*Set exercise*
Gather up every line from the entries below that uses the word "вульвы".

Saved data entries
■ ■ ■ ■
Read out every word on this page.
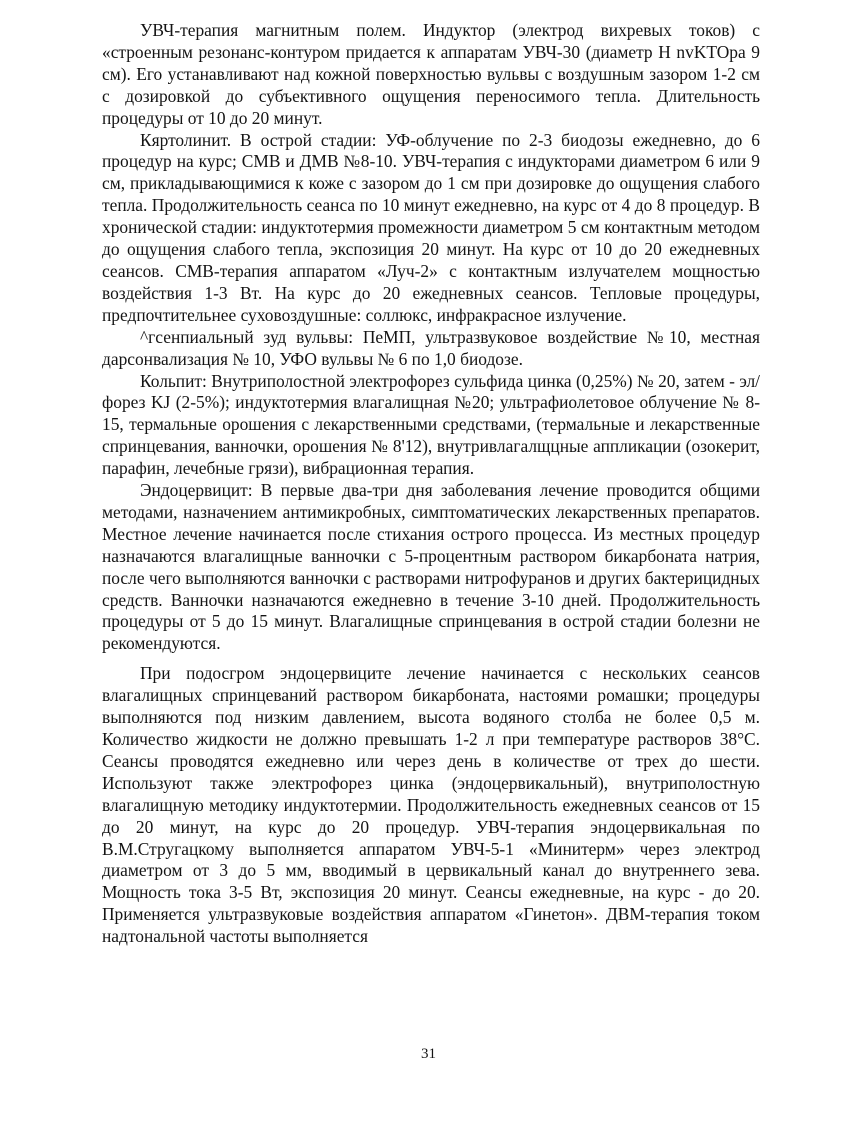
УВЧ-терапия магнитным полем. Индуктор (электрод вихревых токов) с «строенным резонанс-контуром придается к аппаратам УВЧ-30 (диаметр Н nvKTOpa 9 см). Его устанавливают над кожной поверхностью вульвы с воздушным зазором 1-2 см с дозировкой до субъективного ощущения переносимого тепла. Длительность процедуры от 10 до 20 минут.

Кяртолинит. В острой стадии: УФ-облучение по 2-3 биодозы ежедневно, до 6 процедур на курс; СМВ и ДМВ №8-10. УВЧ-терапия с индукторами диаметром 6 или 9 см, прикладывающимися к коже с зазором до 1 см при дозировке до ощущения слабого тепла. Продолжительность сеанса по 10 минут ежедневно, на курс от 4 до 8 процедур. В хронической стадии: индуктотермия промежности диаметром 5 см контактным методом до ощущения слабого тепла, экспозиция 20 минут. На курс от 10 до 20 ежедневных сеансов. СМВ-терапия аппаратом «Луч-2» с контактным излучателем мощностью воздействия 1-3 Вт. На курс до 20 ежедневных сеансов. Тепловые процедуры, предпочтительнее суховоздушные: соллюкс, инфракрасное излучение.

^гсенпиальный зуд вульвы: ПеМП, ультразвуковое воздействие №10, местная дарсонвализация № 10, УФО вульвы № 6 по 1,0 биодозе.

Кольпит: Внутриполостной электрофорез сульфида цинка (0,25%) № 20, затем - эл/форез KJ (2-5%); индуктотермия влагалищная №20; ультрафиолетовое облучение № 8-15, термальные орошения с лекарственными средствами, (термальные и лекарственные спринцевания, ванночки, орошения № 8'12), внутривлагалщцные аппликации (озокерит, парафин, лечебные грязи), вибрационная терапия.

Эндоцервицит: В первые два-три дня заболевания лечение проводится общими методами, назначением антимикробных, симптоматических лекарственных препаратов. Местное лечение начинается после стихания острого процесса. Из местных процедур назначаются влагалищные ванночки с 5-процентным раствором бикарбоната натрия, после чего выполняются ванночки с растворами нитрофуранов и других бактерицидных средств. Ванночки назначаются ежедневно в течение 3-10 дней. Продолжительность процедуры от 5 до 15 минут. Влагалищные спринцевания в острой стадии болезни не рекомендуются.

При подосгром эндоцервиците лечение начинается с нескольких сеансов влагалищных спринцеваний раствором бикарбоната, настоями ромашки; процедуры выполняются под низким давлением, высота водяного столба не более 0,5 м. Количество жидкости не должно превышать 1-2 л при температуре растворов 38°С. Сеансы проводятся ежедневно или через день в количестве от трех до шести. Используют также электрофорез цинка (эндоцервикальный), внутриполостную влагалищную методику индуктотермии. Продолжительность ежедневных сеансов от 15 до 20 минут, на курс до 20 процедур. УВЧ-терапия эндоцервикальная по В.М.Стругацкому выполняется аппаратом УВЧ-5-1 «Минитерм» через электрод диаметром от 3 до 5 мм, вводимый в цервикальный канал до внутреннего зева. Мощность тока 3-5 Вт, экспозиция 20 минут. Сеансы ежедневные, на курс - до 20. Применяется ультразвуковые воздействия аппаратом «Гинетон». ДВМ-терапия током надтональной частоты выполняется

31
■ ■ ■ ■
*Result below*
УВЧ-терапия магнитным полем. Индуктор (электрод вихревых токов) с «строенным резонанс-контуром придается к аппаратам УВЧ-30 (диаметр Н nvKTOpa 9 см). Его устанавливают над кожной поверхностью вульвы с воздушным зазором 1-2 см с дозировкой до субъективного ощущения переносимого тепла. Длительность процедуры от 10 до 20 минут.
^гсенпиальный зуд вульвы: ПеМП, ультразвуковое воздействие №10, местная дарсонвализация № 10, УФО вульвы № 6 по 1,0 биодозе.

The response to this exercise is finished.